**TASK STATEMENT**
Search the data for the word "Impact". Reproduce every line where it is found.

:: RECORDS FOR PROCESSING ::

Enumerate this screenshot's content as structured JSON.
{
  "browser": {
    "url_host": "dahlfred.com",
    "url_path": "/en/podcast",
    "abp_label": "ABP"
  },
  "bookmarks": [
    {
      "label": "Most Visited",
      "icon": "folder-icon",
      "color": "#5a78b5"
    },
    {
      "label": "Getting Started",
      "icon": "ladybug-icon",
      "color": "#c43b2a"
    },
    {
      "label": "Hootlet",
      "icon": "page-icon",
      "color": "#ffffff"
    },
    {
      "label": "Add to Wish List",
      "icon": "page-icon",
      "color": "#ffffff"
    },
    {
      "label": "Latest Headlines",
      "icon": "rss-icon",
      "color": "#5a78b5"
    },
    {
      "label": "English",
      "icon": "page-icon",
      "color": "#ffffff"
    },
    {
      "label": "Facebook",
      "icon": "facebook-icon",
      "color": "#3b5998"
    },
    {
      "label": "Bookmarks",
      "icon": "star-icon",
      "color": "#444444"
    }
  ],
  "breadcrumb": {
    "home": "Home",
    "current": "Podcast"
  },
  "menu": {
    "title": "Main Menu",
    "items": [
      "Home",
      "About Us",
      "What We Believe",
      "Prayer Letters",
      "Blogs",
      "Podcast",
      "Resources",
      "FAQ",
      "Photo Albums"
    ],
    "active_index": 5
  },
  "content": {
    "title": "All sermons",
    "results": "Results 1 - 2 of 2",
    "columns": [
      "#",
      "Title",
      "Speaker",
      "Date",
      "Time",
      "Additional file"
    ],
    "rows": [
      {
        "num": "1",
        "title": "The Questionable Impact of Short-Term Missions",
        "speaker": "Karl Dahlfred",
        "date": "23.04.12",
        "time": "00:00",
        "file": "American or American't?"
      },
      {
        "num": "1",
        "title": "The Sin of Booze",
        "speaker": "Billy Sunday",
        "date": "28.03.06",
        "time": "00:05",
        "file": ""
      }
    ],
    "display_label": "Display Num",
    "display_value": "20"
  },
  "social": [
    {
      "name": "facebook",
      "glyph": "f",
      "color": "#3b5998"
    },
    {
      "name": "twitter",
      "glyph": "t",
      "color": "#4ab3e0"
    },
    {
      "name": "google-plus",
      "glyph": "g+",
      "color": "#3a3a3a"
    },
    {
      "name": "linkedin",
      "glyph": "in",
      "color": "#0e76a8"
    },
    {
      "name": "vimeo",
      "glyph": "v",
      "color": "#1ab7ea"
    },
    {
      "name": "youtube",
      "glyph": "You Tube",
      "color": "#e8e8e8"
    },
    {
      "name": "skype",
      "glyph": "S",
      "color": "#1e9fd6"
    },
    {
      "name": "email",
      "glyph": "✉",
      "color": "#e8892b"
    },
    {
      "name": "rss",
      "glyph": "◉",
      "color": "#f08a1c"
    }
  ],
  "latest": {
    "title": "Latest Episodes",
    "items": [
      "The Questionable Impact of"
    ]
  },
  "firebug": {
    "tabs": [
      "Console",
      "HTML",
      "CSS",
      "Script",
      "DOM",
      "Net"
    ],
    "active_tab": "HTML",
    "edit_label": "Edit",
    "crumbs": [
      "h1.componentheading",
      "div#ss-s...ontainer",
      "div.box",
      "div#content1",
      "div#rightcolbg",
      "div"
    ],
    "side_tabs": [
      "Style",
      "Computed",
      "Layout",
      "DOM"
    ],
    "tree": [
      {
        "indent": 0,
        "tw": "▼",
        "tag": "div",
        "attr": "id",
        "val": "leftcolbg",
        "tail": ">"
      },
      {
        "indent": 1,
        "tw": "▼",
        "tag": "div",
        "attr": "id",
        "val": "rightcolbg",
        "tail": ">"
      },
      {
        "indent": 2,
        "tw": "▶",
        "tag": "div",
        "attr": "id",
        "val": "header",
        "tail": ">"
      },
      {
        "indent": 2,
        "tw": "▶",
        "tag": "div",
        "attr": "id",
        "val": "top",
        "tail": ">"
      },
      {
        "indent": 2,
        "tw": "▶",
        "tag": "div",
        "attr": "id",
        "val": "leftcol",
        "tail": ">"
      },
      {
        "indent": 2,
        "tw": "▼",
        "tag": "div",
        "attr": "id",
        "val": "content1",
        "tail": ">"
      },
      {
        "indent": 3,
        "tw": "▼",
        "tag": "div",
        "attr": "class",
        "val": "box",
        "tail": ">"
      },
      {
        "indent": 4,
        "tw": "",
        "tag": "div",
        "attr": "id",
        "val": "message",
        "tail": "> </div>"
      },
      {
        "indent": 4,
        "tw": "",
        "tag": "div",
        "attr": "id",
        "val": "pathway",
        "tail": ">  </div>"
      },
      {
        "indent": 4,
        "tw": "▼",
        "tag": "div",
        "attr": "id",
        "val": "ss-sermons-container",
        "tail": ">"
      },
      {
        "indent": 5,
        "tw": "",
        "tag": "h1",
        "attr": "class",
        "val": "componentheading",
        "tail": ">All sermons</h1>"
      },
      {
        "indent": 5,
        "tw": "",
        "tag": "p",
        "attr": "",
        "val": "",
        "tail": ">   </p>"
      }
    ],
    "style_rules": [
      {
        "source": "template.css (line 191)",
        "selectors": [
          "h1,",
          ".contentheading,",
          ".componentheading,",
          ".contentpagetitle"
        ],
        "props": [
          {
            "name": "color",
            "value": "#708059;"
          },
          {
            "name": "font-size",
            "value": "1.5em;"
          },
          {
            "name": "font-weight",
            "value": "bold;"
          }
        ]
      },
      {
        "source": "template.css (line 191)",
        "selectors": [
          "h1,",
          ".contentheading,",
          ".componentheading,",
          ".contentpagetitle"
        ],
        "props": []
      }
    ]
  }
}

:::

**OUTPUT FOR THIS TASK**
        "title": "The Questionable Impact of Short-Term Missions",
      "The Questionable Impact of"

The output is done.